▸ Work to do:
Look for the string "Emler" in every line, and copy each line that has it.

▸ Information given:
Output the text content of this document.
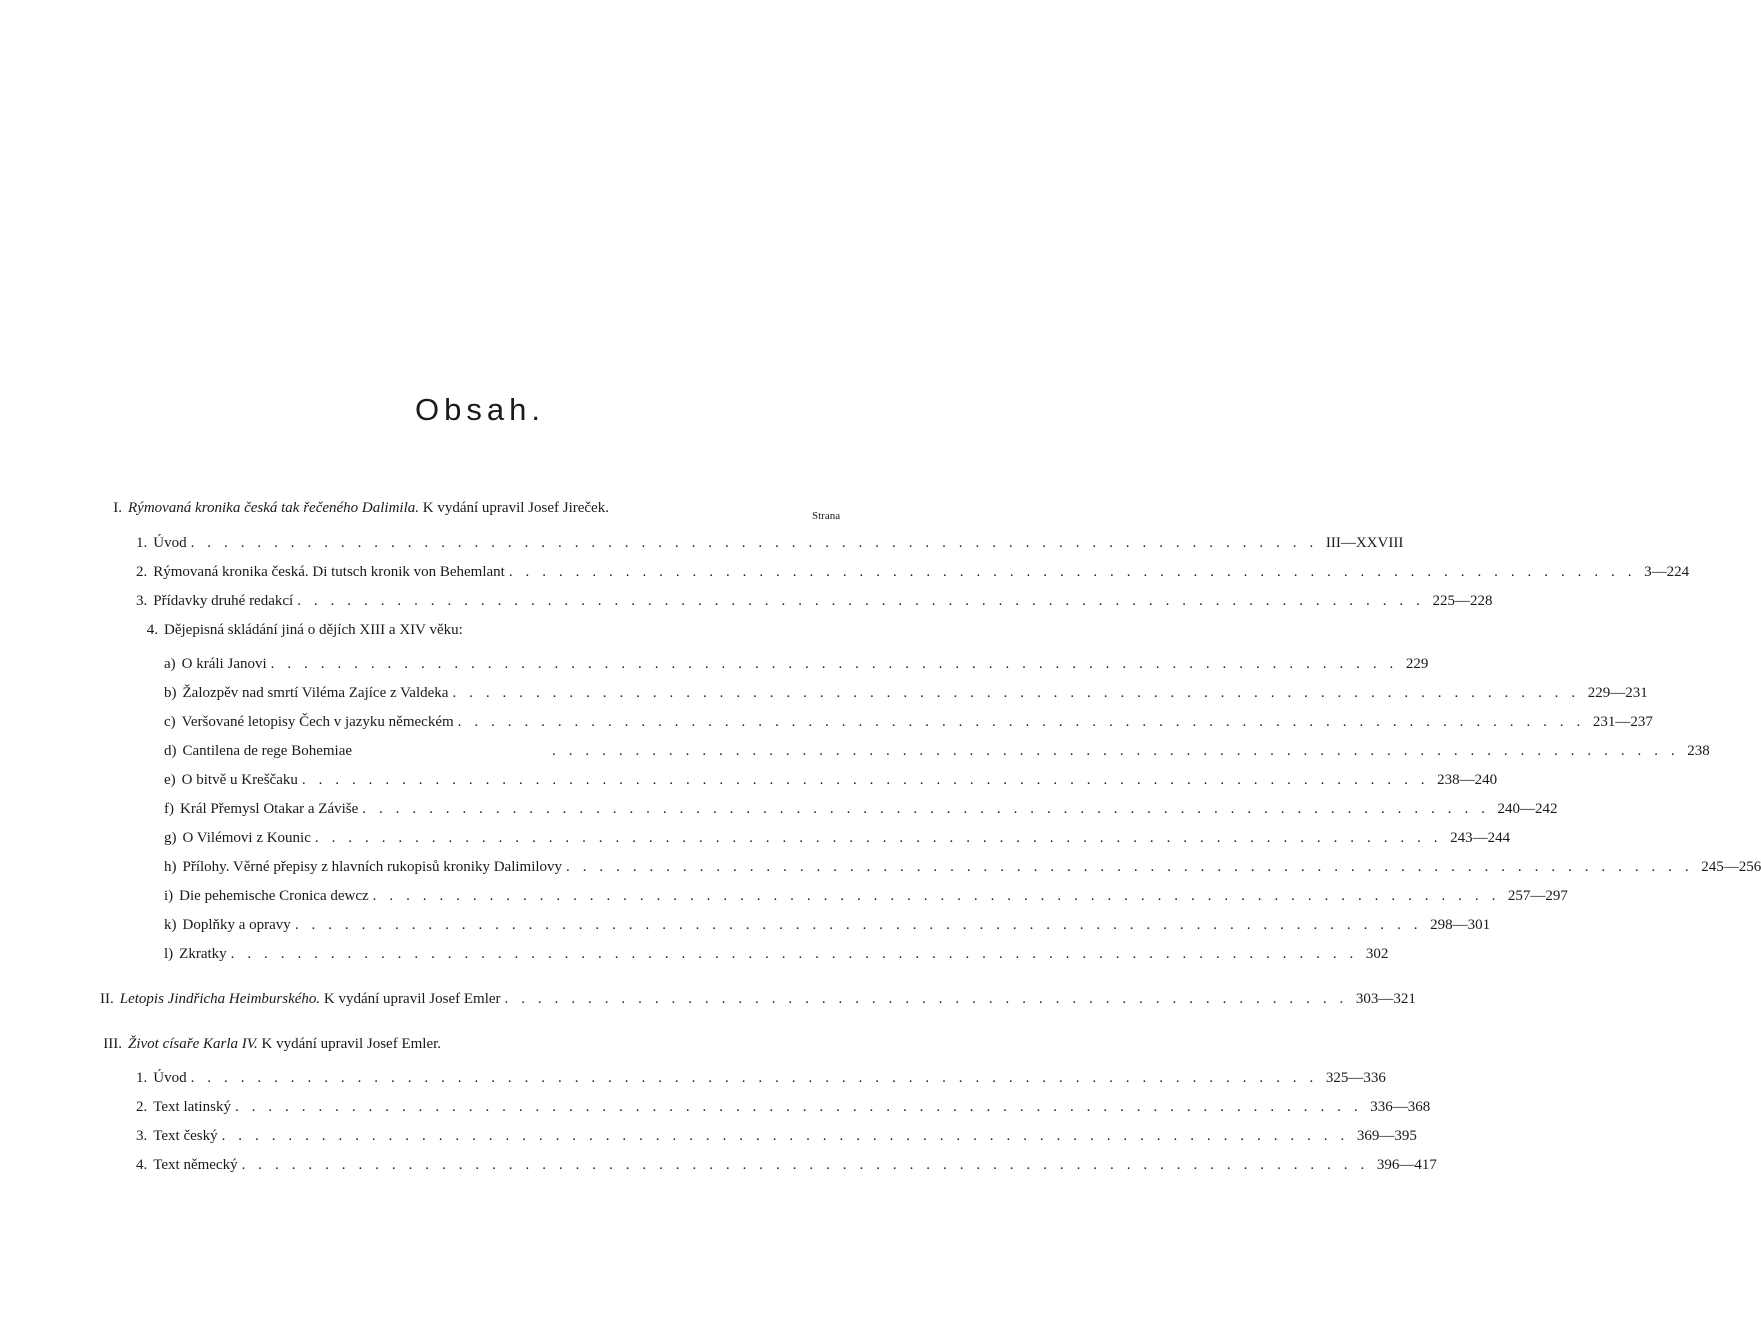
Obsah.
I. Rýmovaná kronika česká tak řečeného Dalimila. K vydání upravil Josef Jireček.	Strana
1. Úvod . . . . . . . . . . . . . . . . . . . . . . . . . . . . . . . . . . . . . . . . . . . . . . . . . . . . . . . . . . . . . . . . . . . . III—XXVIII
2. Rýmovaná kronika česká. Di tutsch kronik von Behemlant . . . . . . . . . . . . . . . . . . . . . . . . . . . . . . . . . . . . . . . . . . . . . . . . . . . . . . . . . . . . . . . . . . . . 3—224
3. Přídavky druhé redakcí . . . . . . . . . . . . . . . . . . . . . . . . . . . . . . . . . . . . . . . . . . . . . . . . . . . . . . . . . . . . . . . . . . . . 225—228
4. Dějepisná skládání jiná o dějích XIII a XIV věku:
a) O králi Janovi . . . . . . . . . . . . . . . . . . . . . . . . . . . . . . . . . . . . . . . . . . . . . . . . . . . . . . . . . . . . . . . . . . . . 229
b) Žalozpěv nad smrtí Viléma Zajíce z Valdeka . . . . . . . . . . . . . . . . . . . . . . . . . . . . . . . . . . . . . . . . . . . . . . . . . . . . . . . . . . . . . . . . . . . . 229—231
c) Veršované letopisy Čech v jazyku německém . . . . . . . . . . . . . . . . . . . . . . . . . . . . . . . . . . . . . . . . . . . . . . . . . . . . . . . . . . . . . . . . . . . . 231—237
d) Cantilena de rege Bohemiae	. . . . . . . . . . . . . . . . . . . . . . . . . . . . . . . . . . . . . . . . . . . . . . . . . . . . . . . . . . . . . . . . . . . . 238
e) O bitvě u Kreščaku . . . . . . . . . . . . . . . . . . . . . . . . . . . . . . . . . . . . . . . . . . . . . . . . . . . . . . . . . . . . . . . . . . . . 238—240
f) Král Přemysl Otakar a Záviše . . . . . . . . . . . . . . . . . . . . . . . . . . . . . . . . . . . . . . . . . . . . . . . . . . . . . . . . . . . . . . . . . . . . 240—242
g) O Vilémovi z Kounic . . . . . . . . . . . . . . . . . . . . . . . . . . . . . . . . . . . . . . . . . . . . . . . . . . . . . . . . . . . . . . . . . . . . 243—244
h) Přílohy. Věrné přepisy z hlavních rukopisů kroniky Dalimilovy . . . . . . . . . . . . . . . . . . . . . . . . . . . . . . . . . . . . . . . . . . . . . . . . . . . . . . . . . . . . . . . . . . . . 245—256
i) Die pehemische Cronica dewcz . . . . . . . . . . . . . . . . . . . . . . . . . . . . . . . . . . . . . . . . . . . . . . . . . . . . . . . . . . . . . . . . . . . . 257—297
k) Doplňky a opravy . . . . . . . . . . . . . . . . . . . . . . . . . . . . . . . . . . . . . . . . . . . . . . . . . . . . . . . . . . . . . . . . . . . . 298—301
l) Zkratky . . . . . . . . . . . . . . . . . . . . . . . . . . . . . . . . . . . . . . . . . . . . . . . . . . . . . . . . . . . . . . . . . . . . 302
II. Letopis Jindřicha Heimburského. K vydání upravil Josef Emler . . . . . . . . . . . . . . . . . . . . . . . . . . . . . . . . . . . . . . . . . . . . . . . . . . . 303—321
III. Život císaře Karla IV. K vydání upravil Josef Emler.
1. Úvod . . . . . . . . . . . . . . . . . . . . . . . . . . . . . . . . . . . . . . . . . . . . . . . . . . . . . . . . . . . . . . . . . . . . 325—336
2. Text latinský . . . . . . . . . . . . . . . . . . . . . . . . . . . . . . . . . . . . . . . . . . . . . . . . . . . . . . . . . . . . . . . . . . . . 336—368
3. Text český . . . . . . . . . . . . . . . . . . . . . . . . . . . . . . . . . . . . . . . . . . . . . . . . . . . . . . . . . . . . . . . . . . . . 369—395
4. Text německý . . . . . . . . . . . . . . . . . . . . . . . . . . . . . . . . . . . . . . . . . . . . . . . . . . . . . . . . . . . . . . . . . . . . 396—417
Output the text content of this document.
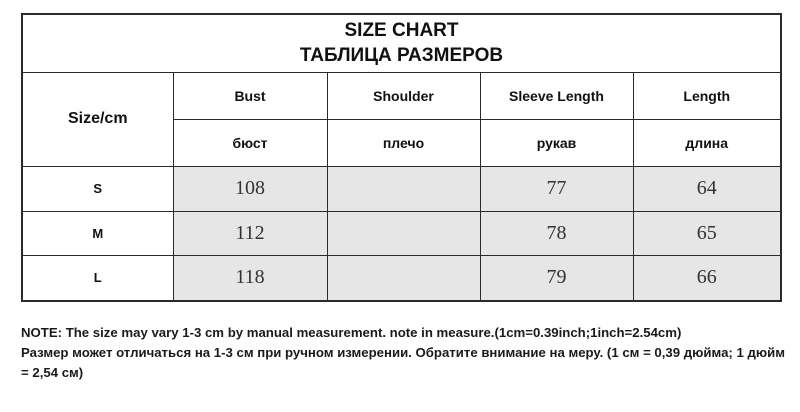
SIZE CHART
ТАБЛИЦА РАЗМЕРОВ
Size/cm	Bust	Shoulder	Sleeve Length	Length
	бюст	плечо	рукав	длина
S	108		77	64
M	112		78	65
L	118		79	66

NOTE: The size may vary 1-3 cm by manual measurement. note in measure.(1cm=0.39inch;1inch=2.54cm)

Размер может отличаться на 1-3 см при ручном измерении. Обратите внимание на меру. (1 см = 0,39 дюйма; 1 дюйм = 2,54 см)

...

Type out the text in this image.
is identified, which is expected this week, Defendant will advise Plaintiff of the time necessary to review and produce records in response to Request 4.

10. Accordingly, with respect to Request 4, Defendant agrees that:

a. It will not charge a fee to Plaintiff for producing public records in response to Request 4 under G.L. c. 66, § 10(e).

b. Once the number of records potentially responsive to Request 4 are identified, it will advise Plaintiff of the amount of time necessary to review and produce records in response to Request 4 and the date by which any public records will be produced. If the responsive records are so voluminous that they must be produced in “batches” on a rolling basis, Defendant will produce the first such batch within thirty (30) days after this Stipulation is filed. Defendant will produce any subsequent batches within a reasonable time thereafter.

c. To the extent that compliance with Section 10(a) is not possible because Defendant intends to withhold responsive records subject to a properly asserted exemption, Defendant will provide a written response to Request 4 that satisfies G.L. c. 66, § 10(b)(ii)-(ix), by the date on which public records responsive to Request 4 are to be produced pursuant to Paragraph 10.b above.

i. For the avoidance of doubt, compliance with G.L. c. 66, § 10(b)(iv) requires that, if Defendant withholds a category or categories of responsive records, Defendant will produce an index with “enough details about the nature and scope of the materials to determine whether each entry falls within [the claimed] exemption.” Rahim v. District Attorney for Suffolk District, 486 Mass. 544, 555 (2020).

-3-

▸ Answer to the exercise:
II. Letopis Jindřicha Heimburského. K vydání upravil Josef Emler . . . . . . . . . . . . . . . . . . . . . . . . . . . . . . . . . . . . . . . . . . . . . . . . . . . 303—321
III. Život císaře Karla IV. K vydání upravil Josef Emler.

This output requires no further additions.